Check each line of the listing for the word "text" and give only the number of lines that have it.

───── DATA TO USE ─────

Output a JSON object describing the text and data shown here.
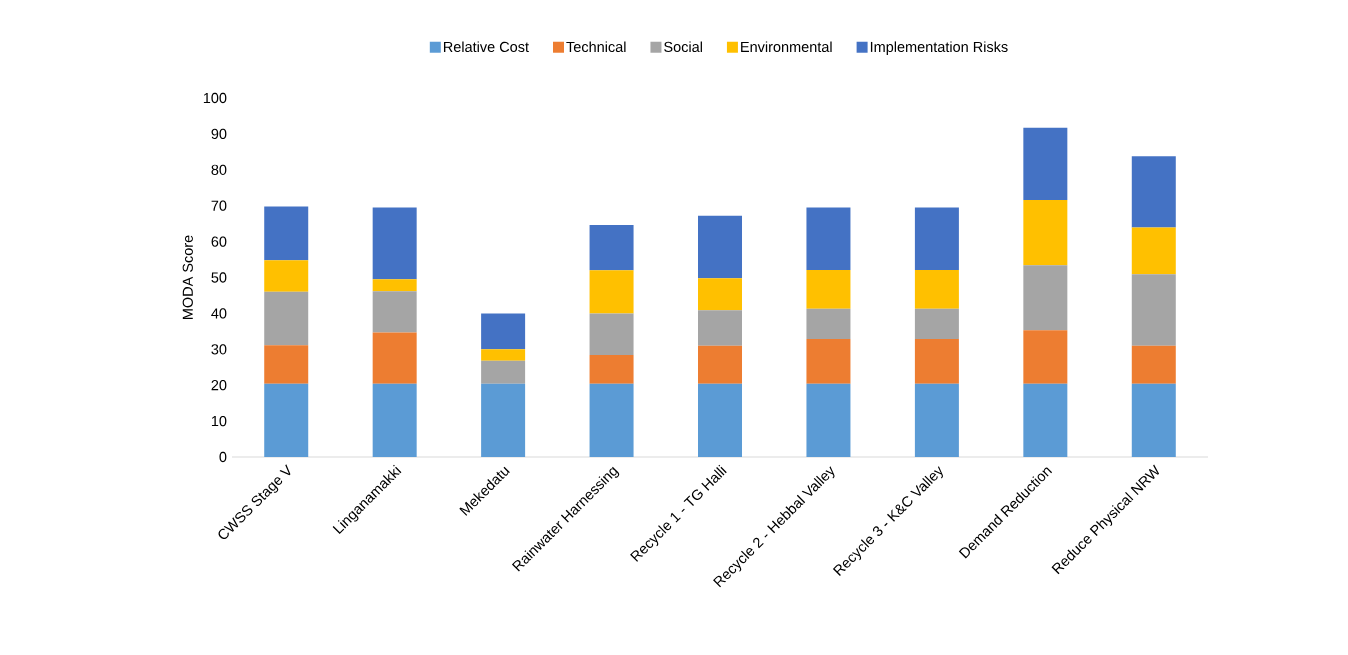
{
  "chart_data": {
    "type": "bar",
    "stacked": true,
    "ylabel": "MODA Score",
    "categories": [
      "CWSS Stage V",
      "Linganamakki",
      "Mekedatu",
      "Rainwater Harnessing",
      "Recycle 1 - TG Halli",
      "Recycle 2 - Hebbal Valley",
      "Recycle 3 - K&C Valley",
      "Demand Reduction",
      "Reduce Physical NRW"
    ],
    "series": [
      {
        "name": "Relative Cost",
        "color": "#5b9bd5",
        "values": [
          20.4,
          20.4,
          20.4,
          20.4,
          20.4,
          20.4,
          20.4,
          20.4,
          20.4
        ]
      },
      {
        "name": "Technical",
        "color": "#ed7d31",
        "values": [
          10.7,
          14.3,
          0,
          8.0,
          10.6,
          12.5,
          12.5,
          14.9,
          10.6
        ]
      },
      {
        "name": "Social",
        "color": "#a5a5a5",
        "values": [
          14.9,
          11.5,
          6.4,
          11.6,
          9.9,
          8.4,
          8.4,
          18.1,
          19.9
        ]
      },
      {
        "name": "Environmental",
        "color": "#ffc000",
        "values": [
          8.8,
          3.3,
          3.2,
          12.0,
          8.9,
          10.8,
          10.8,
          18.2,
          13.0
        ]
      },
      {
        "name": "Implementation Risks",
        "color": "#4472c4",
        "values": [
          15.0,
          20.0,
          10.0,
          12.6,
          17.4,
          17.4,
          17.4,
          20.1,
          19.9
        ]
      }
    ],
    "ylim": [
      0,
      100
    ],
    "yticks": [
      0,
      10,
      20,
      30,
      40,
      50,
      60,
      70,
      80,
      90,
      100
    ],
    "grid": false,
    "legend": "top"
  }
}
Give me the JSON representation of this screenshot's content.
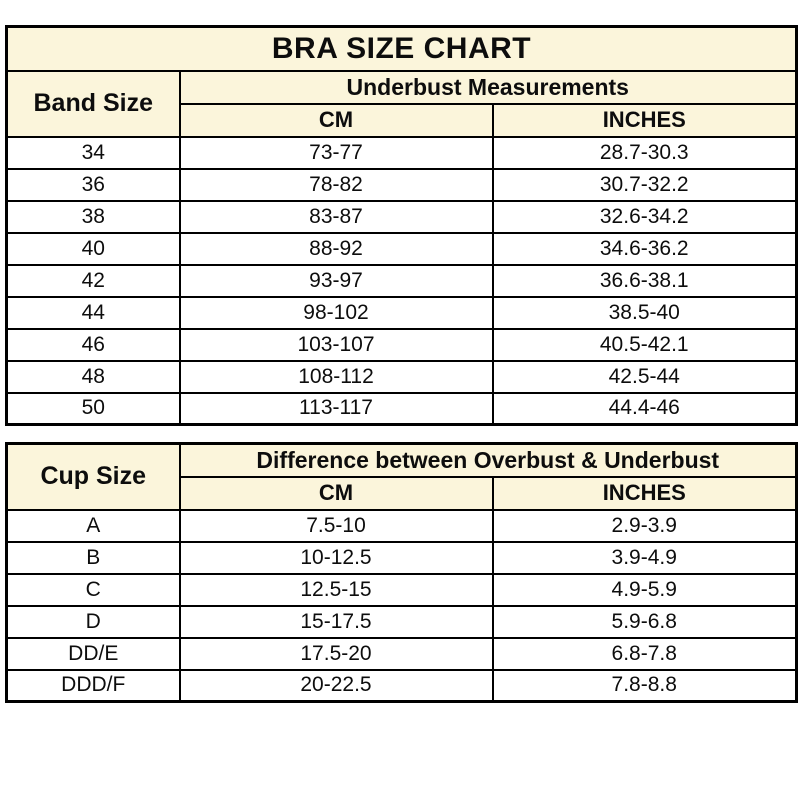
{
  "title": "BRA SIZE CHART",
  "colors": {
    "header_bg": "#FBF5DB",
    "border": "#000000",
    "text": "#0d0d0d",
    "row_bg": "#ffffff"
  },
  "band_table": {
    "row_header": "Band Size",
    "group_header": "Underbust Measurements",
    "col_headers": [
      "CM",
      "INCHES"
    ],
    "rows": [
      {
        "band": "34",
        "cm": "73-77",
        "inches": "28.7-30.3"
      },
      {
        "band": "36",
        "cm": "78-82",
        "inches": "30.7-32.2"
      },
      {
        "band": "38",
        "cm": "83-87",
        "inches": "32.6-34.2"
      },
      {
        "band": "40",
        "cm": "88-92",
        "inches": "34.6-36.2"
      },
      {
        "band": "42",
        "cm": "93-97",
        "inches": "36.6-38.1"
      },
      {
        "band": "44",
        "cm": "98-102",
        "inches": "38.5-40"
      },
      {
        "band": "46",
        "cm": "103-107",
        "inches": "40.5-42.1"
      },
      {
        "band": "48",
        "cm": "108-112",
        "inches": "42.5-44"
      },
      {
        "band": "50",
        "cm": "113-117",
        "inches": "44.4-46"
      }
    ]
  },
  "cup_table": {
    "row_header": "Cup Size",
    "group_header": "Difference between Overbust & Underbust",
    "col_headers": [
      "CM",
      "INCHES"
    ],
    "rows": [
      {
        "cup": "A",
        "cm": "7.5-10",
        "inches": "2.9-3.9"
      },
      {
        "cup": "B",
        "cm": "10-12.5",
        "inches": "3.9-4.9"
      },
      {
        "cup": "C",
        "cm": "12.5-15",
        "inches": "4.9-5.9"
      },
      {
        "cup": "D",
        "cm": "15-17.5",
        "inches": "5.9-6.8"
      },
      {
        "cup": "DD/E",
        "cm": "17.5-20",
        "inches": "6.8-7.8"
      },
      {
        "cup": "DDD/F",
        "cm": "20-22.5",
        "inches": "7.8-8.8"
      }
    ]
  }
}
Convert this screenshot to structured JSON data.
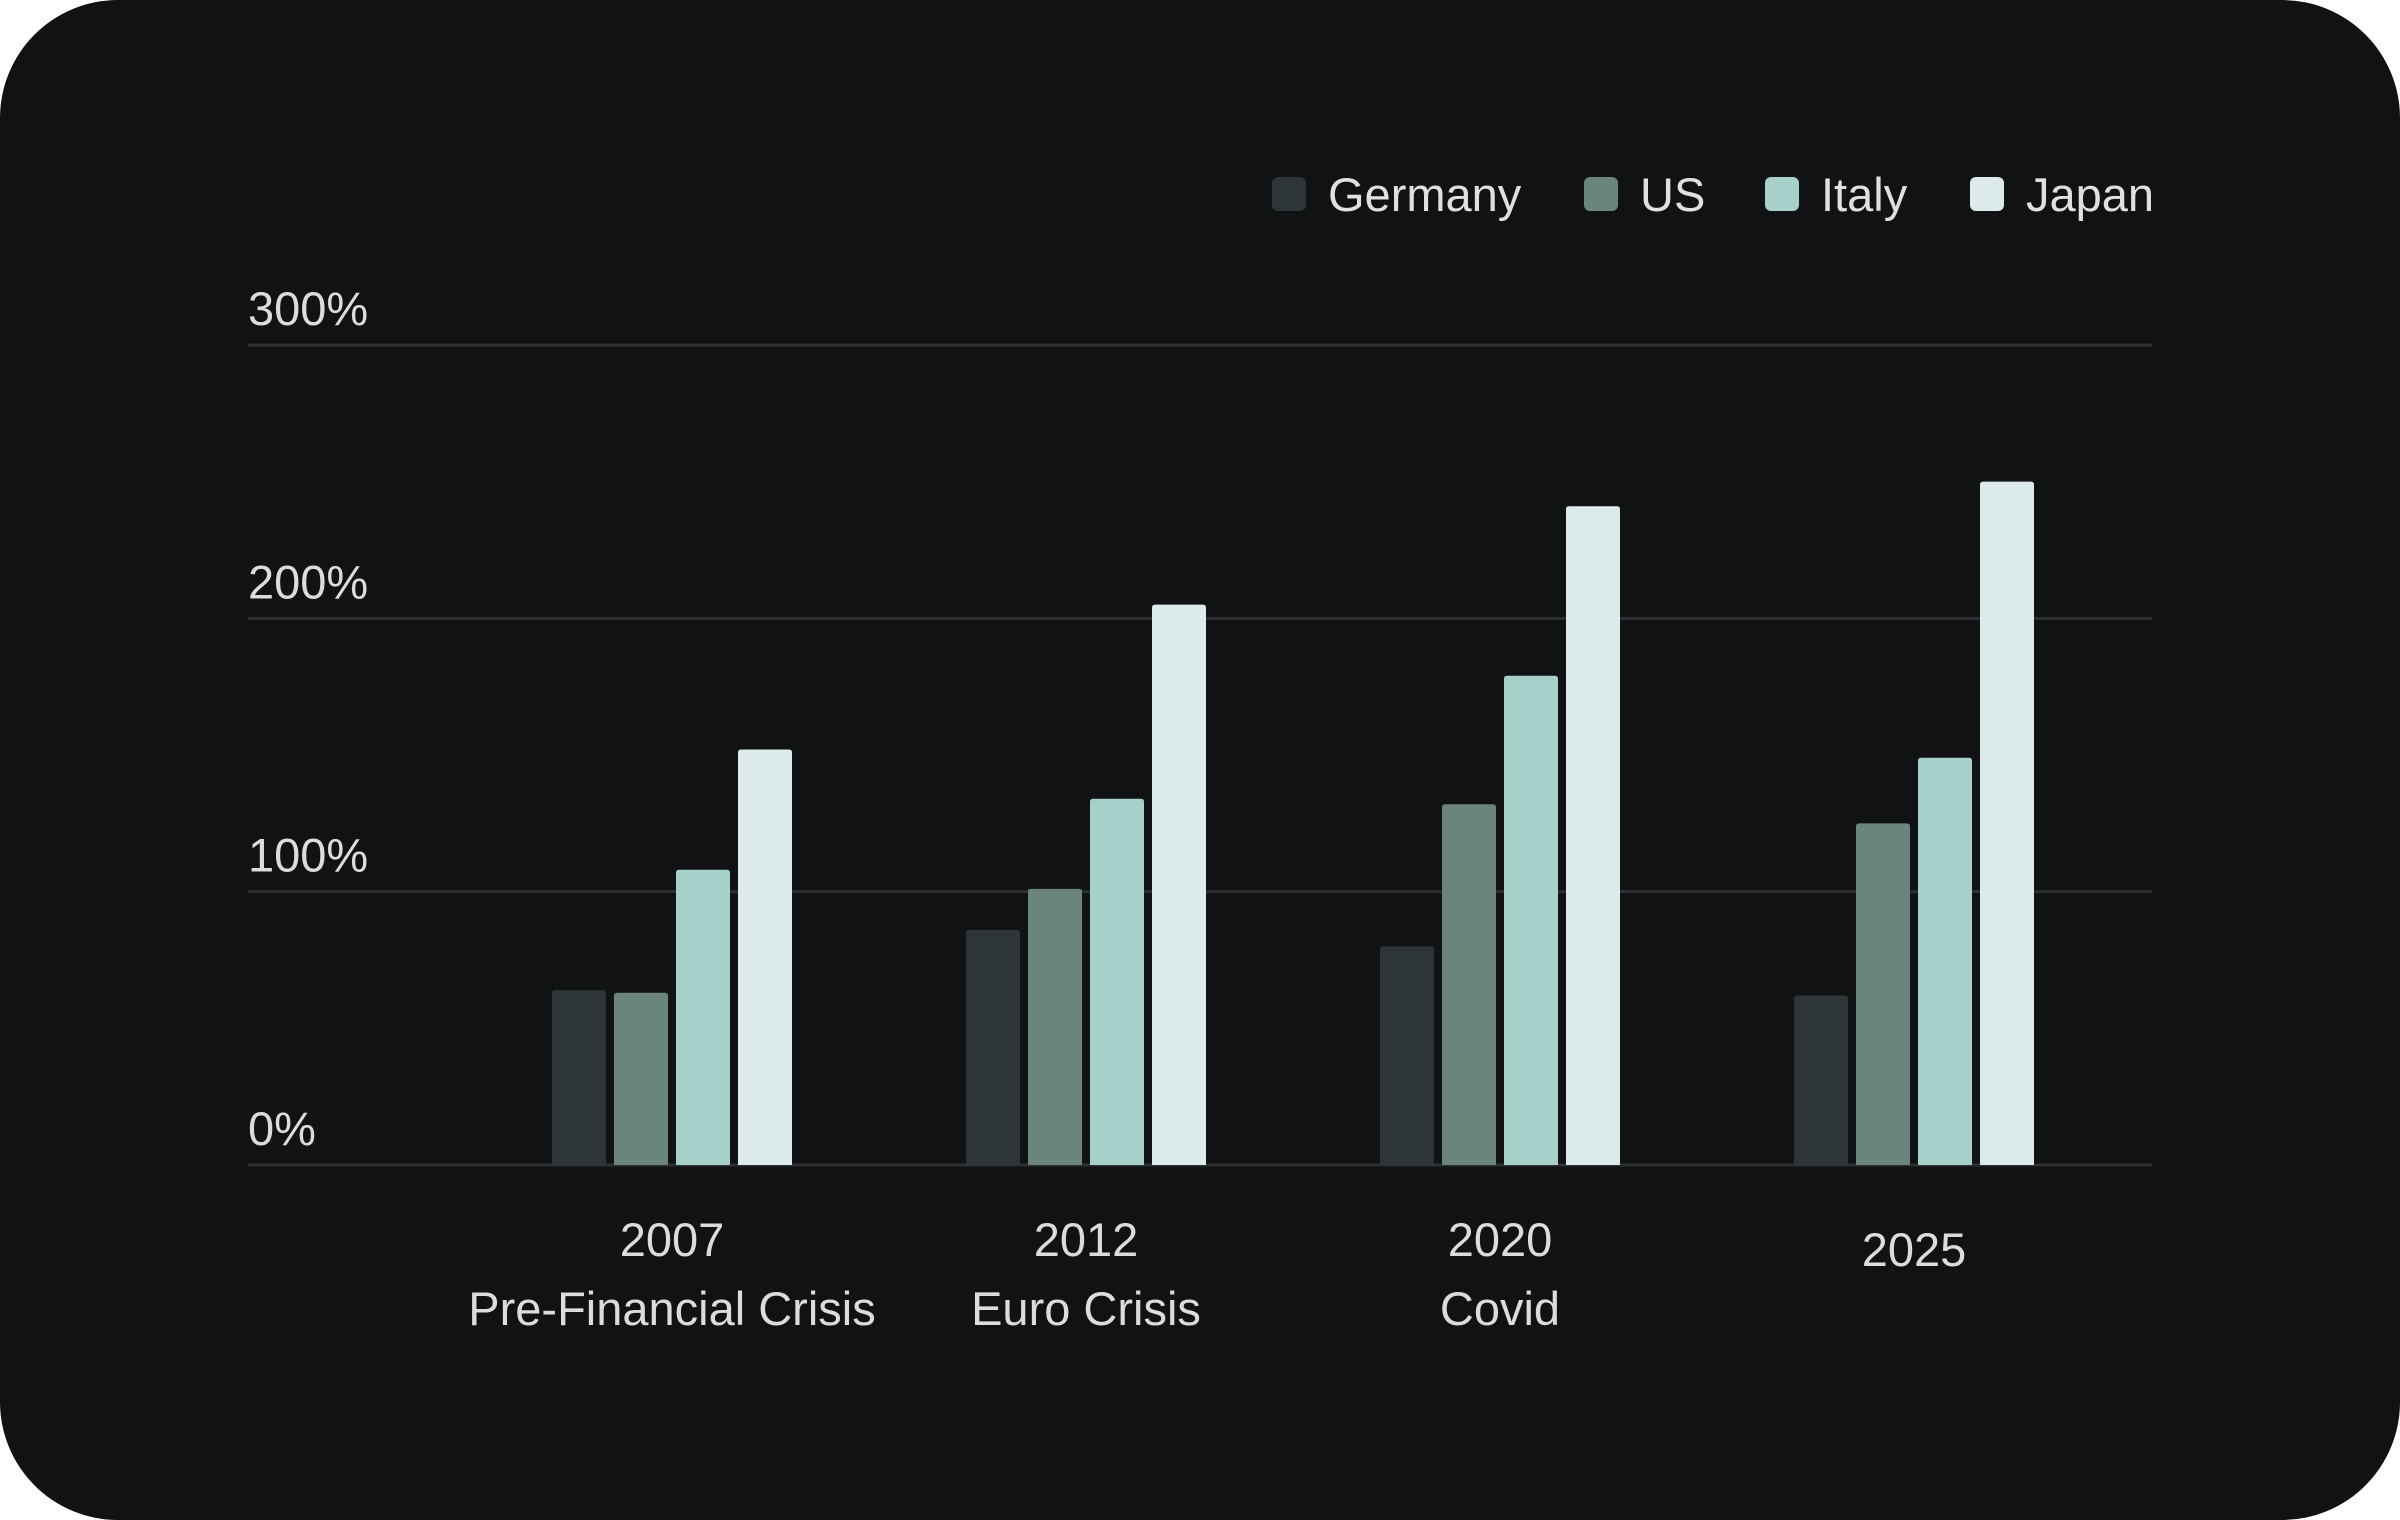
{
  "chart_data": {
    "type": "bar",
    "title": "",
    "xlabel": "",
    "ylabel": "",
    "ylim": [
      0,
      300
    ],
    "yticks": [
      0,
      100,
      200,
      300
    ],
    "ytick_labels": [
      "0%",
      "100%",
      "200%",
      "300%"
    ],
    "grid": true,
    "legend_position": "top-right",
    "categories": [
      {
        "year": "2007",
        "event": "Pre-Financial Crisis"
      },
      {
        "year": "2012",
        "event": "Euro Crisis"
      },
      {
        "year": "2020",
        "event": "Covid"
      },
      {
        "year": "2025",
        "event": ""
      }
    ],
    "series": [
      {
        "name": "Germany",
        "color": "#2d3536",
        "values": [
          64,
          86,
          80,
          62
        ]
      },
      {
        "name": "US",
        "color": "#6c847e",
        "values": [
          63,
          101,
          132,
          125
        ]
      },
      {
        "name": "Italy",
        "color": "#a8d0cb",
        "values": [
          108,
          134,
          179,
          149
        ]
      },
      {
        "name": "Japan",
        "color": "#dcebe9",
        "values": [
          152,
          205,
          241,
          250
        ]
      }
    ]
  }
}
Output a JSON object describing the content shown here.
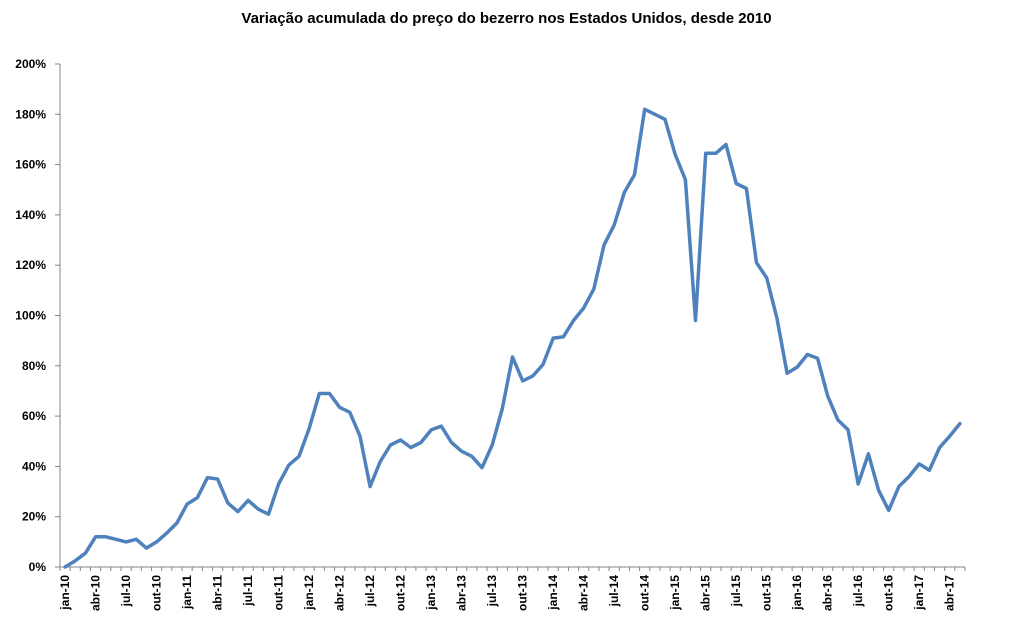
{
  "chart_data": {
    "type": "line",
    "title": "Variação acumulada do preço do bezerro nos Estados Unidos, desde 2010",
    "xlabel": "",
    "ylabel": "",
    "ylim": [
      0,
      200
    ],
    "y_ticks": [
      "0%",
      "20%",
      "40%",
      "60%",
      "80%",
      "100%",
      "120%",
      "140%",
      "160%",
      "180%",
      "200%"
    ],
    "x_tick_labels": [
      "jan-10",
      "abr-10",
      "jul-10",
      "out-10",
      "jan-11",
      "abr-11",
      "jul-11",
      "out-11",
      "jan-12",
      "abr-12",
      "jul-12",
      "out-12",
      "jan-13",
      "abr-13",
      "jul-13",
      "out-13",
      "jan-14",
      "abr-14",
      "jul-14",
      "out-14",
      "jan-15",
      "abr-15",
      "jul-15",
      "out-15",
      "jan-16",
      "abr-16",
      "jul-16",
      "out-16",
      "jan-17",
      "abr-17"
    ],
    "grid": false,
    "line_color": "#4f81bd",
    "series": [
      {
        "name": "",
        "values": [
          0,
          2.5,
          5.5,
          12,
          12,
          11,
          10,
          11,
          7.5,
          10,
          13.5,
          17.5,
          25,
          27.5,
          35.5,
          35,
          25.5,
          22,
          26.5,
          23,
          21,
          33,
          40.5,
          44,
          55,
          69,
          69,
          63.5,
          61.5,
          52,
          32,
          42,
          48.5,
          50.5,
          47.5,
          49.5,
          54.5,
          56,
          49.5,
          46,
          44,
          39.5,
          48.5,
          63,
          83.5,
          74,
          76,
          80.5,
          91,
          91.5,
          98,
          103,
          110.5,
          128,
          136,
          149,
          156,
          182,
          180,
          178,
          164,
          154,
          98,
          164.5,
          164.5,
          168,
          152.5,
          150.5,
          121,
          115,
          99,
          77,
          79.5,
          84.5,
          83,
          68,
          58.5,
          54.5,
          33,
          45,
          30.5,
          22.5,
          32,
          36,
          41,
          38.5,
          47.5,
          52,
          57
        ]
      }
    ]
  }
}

─────

SOLUTION FOR THIS EXERCISE: 2